---------- Фрагмент документа ----------
На следующее утро он добросовестно явился в департамент персонала Форин Офис, где ему предложили подумать об отставке. На обдумывание ему дали неделю или две, что подтверждает докладная записка тогдашнему министру иностранных дел Герберту Моррисону. «Вопрос о возможности его увольнения не поднимался. Все надеялись, что он добровольно подаст в отставку. Если он откажется, следующим шагом, вероятно, станет созыв дисциплинарной комиссии, решение которой будет представлено вам на утверждение»[726].
Тем вечером Бёрджесс вернулся на Бонд-стрит и состоялось его воссоединение после десятимесячной разлуки с Джеком Хьюитом.
---------- Исходные данные ----------
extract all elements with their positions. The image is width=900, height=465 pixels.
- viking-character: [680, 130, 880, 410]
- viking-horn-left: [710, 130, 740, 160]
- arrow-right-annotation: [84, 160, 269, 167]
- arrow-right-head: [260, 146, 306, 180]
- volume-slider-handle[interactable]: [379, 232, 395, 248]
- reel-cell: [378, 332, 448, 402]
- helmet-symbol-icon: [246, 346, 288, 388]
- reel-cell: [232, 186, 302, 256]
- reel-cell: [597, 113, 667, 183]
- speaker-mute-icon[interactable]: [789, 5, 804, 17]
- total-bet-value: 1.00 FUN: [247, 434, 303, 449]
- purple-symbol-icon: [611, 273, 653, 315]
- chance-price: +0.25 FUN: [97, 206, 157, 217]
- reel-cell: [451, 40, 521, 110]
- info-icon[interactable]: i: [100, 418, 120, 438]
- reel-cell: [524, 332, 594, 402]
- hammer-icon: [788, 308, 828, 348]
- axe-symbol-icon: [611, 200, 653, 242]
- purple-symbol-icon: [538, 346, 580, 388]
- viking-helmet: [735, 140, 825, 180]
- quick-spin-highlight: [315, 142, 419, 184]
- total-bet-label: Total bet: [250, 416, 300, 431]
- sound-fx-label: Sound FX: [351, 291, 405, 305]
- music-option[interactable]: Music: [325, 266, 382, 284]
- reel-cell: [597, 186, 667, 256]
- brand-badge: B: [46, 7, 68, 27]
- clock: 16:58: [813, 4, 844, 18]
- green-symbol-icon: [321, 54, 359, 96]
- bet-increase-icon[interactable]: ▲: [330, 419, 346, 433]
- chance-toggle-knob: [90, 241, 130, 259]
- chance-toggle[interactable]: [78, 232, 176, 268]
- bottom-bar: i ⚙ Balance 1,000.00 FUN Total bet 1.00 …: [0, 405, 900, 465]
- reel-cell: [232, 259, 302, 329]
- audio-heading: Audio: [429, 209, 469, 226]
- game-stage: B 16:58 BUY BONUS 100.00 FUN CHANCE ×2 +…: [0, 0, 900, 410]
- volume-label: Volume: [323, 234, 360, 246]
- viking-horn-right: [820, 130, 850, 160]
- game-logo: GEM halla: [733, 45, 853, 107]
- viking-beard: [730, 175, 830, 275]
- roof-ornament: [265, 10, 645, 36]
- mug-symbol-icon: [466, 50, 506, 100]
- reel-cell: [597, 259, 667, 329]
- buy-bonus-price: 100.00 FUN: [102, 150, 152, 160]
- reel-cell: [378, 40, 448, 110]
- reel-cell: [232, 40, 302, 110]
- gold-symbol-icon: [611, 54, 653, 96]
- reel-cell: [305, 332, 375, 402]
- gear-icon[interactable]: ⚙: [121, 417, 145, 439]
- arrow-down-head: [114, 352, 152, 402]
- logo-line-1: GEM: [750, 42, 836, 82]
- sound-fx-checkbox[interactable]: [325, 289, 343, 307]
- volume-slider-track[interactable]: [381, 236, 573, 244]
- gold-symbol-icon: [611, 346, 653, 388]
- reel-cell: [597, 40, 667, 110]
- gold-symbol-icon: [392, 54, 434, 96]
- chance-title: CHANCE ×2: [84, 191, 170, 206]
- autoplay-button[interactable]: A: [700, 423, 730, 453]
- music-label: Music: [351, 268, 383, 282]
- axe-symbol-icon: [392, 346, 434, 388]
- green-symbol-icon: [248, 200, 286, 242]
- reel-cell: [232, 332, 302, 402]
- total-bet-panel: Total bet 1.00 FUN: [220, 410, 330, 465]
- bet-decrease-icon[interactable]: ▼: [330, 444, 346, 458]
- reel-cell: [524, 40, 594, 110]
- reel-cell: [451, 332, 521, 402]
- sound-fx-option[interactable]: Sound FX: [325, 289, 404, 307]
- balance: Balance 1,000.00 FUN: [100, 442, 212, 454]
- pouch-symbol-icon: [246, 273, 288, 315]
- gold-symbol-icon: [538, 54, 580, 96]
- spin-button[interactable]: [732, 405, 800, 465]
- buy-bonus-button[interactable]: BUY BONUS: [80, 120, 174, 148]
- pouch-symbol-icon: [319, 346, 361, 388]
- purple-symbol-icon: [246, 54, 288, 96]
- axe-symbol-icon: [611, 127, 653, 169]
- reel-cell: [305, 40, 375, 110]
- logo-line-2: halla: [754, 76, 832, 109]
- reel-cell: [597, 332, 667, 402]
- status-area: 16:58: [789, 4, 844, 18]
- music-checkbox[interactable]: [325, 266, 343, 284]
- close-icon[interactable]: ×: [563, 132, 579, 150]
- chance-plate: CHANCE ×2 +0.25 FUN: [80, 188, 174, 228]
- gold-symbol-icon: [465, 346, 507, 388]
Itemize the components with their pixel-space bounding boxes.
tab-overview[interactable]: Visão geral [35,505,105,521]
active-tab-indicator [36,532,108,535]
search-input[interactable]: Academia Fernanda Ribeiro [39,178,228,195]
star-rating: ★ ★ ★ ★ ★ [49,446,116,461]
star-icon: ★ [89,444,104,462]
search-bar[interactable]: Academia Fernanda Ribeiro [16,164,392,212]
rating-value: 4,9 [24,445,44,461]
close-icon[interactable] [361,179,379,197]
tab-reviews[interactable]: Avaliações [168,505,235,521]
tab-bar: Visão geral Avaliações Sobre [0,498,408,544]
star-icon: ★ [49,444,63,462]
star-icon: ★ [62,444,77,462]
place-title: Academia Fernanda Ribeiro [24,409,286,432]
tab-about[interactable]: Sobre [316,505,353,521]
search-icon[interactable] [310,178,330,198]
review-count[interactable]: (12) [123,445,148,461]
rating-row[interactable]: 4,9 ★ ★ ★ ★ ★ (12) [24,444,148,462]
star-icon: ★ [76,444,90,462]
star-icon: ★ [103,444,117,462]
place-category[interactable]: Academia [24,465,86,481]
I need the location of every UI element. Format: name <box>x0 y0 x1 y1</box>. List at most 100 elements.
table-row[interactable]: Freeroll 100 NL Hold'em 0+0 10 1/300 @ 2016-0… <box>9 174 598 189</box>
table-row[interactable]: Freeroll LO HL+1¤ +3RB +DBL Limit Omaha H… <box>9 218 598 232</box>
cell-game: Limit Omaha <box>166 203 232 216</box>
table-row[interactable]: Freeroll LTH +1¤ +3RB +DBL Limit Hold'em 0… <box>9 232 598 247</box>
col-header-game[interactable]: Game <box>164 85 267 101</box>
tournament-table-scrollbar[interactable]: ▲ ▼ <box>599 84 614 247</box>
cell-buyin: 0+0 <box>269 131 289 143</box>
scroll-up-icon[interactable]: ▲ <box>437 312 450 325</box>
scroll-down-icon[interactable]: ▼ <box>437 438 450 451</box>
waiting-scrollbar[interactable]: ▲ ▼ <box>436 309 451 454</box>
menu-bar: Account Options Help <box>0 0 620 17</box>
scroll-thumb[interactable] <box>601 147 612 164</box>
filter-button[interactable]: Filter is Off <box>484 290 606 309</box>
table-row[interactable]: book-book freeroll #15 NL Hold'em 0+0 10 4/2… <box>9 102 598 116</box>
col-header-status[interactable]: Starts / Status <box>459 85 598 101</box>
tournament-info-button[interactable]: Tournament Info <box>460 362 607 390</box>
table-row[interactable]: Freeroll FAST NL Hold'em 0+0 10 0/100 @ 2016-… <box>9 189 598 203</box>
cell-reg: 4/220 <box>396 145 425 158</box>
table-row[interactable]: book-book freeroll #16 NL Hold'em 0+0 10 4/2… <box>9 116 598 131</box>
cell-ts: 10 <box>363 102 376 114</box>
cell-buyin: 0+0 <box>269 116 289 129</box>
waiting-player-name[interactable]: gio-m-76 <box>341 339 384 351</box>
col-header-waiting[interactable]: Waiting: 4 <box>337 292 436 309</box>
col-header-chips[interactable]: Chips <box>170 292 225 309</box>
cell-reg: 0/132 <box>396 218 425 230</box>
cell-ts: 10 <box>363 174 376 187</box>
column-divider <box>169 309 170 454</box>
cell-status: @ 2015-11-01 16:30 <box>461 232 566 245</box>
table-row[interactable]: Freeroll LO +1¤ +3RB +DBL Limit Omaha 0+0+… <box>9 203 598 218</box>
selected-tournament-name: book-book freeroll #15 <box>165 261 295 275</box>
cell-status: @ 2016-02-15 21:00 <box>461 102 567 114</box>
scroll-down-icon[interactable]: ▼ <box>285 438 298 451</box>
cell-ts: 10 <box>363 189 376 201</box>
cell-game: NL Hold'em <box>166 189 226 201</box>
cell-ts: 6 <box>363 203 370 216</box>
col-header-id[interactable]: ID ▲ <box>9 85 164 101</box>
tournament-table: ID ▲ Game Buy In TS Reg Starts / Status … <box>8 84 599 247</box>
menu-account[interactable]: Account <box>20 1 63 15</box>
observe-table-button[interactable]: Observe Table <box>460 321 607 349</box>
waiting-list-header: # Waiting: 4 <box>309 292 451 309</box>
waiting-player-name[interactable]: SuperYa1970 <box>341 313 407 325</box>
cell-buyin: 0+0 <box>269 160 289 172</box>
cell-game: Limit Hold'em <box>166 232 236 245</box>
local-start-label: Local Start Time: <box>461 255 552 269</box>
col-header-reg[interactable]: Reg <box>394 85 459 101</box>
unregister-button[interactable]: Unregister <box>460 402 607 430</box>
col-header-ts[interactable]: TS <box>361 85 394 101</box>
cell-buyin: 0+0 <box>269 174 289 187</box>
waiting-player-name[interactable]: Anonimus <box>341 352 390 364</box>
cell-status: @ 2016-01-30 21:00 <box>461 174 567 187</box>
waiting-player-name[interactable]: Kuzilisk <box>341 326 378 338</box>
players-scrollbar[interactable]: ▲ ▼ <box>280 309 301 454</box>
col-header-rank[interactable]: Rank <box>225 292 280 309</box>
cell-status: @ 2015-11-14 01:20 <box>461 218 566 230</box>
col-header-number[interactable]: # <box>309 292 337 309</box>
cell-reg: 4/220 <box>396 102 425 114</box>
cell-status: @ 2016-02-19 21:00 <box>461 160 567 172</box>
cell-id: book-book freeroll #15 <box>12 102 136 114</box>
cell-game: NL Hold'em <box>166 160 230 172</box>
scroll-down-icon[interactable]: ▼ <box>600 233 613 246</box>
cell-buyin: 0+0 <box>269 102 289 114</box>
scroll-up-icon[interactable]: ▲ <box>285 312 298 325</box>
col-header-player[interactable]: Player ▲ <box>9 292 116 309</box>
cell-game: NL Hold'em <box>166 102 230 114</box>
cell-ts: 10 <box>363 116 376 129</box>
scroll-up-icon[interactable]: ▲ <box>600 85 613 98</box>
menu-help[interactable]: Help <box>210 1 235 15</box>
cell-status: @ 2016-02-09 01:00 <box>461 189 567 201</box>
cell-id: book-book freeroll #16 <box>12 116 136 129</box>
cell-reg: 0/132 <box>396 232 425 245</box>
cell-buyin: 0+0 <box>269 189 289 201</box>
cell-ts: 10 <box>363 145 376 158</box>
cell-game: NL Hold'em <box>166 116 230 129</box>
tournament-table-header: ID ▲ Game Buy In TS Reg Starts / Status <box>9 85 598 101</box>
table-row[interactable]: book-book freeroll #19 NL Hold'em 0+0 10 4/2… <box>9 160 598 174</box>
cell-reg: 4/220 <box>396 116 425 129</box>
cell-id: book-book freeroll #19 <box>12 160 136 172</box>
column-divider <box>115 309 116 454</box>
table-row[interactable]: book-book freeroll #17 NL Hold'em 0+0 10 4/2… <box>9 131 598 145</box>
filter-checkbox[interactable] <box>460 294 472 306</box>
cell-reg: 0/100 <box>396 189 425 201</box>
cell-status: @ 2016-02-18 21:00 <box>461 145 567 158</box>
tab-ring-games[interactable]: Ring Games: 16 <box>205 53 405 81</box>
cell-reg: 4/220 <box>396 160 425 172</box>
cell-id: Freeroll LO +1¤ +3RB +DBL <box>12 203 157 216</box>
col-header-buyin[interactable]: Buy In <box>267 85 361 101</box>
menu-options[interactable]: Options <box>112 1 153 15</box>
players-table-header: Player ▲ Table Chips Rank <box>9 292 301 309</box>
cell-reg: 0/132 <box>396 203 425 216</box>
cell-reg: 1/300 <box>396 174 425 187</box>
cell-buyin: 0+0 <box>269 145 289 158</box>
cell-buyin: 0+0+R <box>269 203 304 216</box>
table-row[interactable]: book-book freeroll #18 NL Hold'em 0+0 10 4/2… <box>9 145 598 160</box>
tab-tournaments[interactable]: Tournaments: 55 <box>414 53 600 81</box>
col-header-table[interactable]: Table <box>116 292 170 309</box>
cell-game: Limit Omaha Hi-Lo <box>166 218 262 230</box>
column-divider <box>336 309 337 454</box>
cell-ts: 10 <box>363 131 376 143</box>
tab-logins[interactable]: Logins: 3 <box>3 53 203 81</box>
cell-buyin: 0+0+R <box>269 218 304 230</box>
----------
### Список заданий
1. Изложите содержание фрагмента документа в двух предложениях.
2. Продолжите фрагмент документа о Бёрджессе, начав сразу после его последнего предложения.

### Ответы
1. Утром он явился в департамент персонала Форин Офис, где ему предложили подумать об отставке и дали на размышление неделю или две, как подтверждает докладная записка министру иностранных дел Герберту Моррисону. В тот же вечер Бёрджесс вернулся на Бонд-стрит и после десятимесячной разлуки воссоединился с Джеком Хьюитом.

2.
«Когда я пришел домой, Гай был уже там. Он выглядел моложе и здоровее, чем до отъезда в Америку. Он подарил мне легкий летний костюм, который купил для меня в Нью-Йорке. Он был в прекрасной форме и счастлив, что вернулся домой. Я приготовил для нас еду. Он попросил меня сделать кеджери. Мы ели и разговаривали. Впрочем, говорил в основном он, а я слушал…
Распаковывая вещи, я нашел в багаже толстую пачку банкнотов.
– Что это? – спросил я.
– Я привез это из Америки для друга.
– Жаль, – сказал я. – Мы бы нашли им применение. Нужно оплатить счет за телефон, да и счет за электричество скоро пришлют.
– Это не мои деньги, – сказал он.
На этом разговор закончился. А я подумал о других случаях, когда находил у него крупные денежные суммы. …Он никогда не объяснял, откуда у него появляются эти таинственные деньги»[727].
Все, с кем Бёрджесс встречался в течение следующих нескольких дней, отметили его предчувствие начала войны и его антиамериканский настрой. Сирил Коннолли столкнулся с ним на улице. «Он вел себя в своей обычной манере – то брюзжал, то шутил. …Судя по всему, он был в полном порядке, очень веселый и оживленный. Гай явно был счастлив вернуться в Лондон. И сразу заговорил о том, что американцы спятили и настроены на войну»[728].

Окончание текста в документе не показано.